-- DO THIS --
The records below hold pictures; please leave those out and retype the rest exactly.

-- SUPPLIED MATERIAL --
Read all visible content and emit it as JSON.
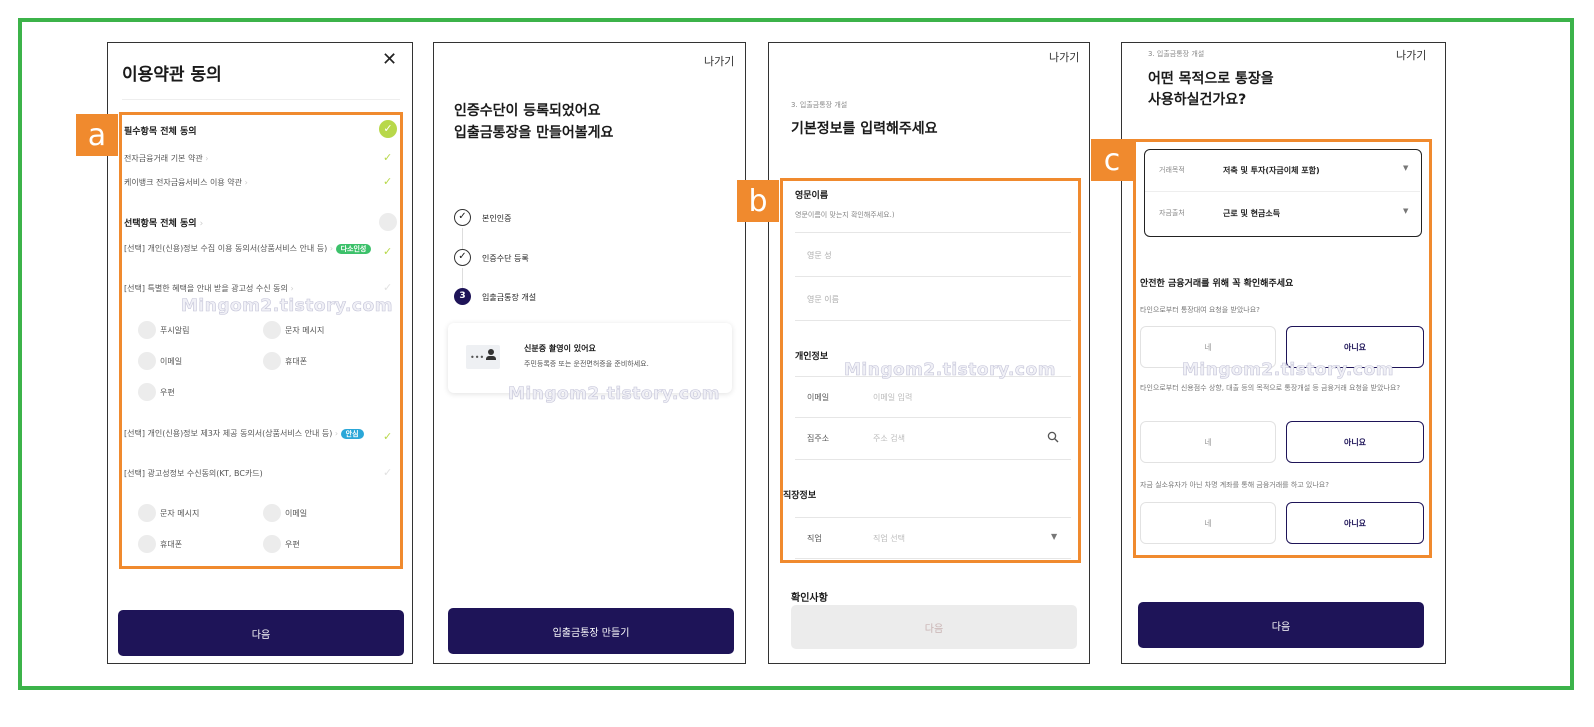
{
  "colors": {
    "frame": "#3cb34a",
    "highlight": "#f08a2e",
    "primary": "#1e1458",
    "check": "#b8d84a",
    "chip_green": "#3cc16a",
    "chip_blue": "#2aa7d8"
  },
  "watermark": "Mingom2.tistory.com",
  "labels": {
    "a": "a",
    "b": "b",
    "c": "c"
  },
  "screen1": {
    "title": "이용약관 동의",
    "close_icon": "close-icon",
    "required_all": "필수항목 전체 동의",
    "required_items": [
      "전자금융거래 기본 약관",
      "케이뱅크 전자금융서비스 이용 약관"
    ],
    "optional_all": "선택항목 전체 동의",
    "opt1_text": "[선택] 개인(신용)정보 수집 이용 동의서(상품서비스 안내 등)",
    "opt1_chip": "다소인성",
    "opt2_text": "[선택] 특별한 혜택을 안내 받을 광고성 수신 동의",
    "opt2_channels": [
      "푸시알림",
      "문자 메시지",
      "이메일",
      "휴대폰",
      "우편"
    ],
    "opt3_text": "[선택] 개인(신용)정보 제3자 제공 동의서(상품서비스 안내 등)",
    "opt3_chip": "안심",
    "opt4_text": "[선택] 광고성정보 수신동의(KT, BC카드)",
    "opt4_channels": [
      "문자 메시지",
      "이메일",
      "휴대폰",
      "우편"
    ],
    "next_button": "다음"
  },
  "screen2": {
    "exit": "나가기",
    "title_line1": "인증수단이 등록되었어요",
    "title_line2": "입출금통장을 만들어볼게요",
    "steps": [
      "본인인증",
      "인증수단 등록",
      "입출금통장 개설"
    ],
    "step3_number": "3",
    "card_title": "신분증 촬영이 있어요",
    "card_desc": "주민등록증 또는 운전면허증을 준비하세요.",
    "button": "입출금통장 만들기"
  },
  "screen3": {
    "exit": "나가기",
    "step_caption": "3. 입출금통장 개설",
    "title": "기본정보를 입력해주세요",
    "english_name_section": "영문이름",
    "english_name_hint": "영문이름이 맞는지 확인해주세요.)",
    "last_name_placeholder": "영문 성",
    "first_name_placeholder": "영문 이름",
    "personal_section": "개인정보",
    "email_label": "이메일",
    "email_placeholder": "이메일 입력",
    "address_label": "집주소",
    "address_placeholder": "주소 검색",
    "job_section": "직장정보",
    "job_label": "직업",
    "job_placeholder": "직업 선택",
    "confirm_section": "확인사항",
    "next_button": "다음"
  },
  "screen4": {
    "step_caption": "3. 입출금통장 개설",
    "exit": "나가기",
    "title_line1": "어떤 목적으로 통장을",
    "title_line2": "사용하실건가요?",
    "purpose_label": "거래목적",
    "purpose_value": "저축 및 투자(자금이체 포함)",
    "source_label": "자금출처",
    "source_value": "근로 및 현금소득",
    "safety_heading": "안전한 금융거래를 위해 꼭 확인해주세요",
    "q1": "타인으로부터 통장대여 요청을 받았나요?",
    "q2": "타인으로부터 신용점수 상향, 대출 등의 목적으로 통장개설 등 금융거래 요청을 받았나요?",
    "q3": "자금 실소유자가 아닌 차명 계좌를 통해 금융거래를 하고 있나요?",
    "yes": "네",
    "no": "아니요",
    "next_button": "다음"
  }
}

-- RESULT FOR THIS EXERCISE --
Read all visible content and emit it as JSON.
{
  "colors": {
    "frame": "#3cb34a",
    "highlight": "#f08a2e",
    "primary": "#1e1458",
    "check": "#b8d84a",
    "chip_green": "#3cc16a",
    "chip_blue": "#2aa7d8"
  },
  "watermark": "Mingom2.tistory.com",
  "labels": {
    "a": "a",
    "b": "b",
    "c": "c"
  },
  "screen1": {
    "title": "이용약관 동의",
    "close_icon": "close-icon",
    "required_all": "필수항목 전체 동의",
    "required_items": [
      "전자금융거래 기본 약관",
      "케이뱅크 전자금융서비스 이용 약관"
    ],
    "optional_all": "선택항목 전체 동의",
    "opt1_text": "[선택] 개인(신용)정보 수집 이용 동의서(상품서비스 안내 등)",
    "opt1_chip": "다소인성",
    "opt2_text": "[선택] 특별한 혜택을 안내 받을 광고성 수신 동의",
    "opt2_channels": [
      "푸시알림",
      "문자 메시지",
      "이메일",
      "휴대폰",
      "우편"
    ],
    "opt3_text": "[선택] 개인(신용)정보 제3자 제공 동의서(상품서비스 안내 등)",
    "opt3_chip": "안심",
    "opt4_text": "[선택] 광고성정보 수신동의(KT, BC카드)",
    "opt4_channels": [
      "문자 메시지",
      "이메일",
      "휴대폰",
      "우편"
    ],
    "next_button": "다음"
  },
  "screen2": {
    "exit": "나가기",
    "title_line1": "인증수단이 등록되었어요",
    "title_line2": "입출금통장을 만들어볼게요",
    "steps": [
      "본인인증",
      "인증수단 등록",
      "입출금통장 개설"
    ],
    "step3_number": "3",
    "card_title": "신분증 촬영이 있어요",
    "card_desc": "주민등록증 또는 운전면허증을 준비하세요.",
    "button": "입출금통장 만들기"
  },
  "screen3": {
    "exit": "나가기",
    "step_caption": "3. 입출금통장 개설",
    "title": "기본정보를 입력해주세요",
    "english_name_section": "영문이름",
    "english_name_hint": "영문이름이 맞는지 확인해주세요.)",
    "last_name_placeholder": "영문 성",
    "first_name_placeholder": "영문 이름",
    "personal_section": "개인정보",
    "email_label": "이메일",
    "email_placeholder": "이메일 입력",
    "address_label": "집주소",
    "address_placeholder": "주소 검색",
    "job_section": "직장정보",
    "job_label": "직업",
    "job_placeholder": "직업 선택",
    "confirm_section": "확인사항",
    "next_button": "다음"
  },
  "screen4": {
    "step_caption": "3. 입출금통장 개설",
    "exit": "나가기",
    "title_line1": "어떤 목적으로 통장을",
    "title_line2": "사용하실건가요?",
    "purpose_label": "거래목적",
    "purpose_value": "저축 및 투자(자금이체 포함)",
    "source_label": "자금출처",
    "source_value": "근로 및 현금소득",
    "safety_heading": "안전한 금융거래를 위해 꼭 확인해주세요",
    "q1": "타인으로부터 통장대여 요청을 받았나요?",
    "q2": "타인으로부터 신용점수 상향, 대출 등의 목적으로 통장개설 등 금융거래 요청을 받았나요?",
    "q3": "자금 실소유자가 아닌 차명 계좌를 통해 금융거래를 하고 있나요?",
    "yes": "네",
    "no": "아니요",
    "next_button": "다음"
  }
}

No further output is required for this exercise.